■ **SUPPLIED RECORDS**:
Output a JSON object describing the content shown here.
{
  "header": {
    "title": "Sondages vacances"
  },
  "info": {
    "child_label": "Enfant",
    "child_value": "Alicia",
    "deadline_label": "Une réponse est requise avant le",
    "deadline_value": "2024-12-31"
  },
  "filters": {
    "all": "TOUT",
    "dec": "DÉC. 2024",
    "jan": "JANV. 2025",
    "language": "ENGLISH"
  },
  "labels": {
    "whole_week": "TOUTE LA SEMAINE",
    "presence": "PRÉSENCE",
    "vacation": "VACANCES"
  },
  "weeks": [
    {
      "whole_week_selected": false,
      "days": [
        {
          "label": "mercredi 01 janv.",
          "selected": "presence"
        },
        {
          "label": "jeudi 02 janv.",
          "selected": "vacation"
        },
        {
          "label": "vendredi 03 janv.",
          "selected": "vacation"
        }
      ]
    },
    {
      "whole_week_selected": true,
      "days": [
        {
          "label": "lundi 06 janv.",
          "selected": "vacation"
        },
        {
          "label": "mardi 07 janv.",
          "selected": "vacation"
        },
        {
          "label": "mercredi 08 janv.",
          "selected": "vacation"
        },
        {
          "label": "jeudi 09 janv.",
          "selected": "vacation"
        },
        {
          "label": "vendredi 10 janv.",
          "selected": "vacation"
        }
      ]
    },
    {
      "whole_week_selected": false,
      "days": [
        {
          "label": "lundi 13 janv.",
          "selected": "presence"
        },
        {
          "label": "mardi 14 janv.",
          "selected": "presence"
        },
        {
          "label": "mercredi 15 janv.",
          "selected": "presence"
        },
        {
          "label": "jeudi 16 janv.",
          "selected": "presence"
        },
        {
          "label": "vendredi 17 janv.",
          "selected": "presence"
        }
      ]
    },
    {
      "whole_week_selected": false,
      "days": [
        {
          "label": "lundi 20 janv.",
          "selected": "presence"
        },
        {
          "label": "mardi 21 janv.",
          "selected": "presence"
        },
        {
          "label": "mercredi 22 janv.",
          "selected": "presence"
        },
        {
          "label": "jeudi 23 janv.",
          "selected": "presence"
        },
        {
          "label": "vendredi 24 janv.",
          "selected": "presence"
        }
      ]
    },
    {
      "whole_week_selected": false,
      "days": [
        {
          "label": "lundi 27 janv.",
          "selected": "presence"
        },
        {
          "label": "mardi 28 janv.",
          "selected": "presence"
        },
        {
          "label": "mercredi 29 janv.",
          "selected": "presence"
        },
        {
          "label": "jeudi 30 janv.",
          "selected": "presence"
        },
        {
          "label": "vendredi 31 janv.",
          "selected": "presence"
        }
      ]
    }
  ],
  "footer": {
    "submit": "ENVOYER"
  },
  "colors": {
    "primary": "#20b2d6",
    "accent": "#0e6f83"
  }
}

■ **SHORT TASK**:
Print the records above exactly as they appear.

■ **THE SOLUTION**:
Output a JSON object describing the content shown here.
{
  "header": {
    "title": "Sondages vacances"
  },
  "info": {
    "child_label": "Enfant",
    "child_value": "Alicia",
    "deadline_label": "Une réponse est requise avant le",
    "deadline_value": "2024-12-31"
  },
  "filters": {
    "all": "TOUT",
    "dec": "DÉC. 2024",
    "jan": "JANV. 2025",
    "language": "ENGLISH"
  },
  "labels": {
    "whole_week": "TOUTE LA SEMAINE",
    "presence": "PRÉSENCE",
    "vacation": "VACANCES"
  },
  "weeks": [
    {
      "whole_week_selected": false,
      "days": [
        {
          "label": "mercredi 01 janv.",
          "selected": "presence"
        },
        {
          "label": "jeudi 02 janv.",
          "selected": "vacation"
        },
        {
          "label": "vendredi 03 janv.",
          "selected": "vacation"
        }
      ]
    },
    {
      "whole_week_selected": true,
      "days": [
        {
          "label": "lundi 06 janv.",
          "selected": "vacation"
        },
        {
          "label": "mardi 07 janv.",
          "selected": "vacation"
        },
        {
          "label": "mercredi 08 janv.",
          "selected": "vacation"
        },
        {
          "label": "jeudi 09 janv.",
          "selected": "vacation"
        },
        {
          "label": "vendredi 10 janv.",
          "selected": "vacation"
        }
      ]
    },
    {
      "whole_week_selected": false,
      "days": [
        {
          "label": "lundi 13 janv.",
          "selected": "presence"
        },
        {
          "label": "mardi 14 janv.",
          "selected": "presence"
        },
        {
          "label": "mercredi 15 janv.",
          "selected": "presence"
        },
        {
          "label": "jeudi 16 janv.",
          "selected": "presence"
        },
        {
          "label": "vendredi 17 janv.",
          "selected": "presence"
        }
      ]
    },
    {
      "whole_week_selected": false,
      "days": [
        {
          "label": "lundi 20 janv.",
          "selected": "presence"
        },
        {
          "label": "mardi 21 janv.",
          "selected": "presence"
        },
        {
          "label": "mercredi 22 janv.",
          "selected": "presence"
        },
        {
          "label": "jeudi 23 janv.",
          "selected": "presence"
        },
        {
          "label": "vendredi 24 janv.",
          "selected": "presence"
        }
      ]
    },
    {
      "whole_week_selected": false,
      "days": [
        {
          "label": "lundi 27 janv.",
          "selected": "presence"
        },
        {
          "label": "mardi 28 janv.",
          "selected": "presence"
        },
        {
          "label": "mercredi 29 janv.",
          "selected": "presence"
        },
        {
          "label": "jeudi 30 janv.",
          "selected": "presence"
        },
        {
          "label": "vendredi 31 janv.",
          "selected": "presence"
        }
      ]
    }
  ],
  "footer": {
    "submit": "ENVOYER"
  },
  "colors": {
    "primary": "#20b2d6",
    "accent": "#0e6f83"
  }
}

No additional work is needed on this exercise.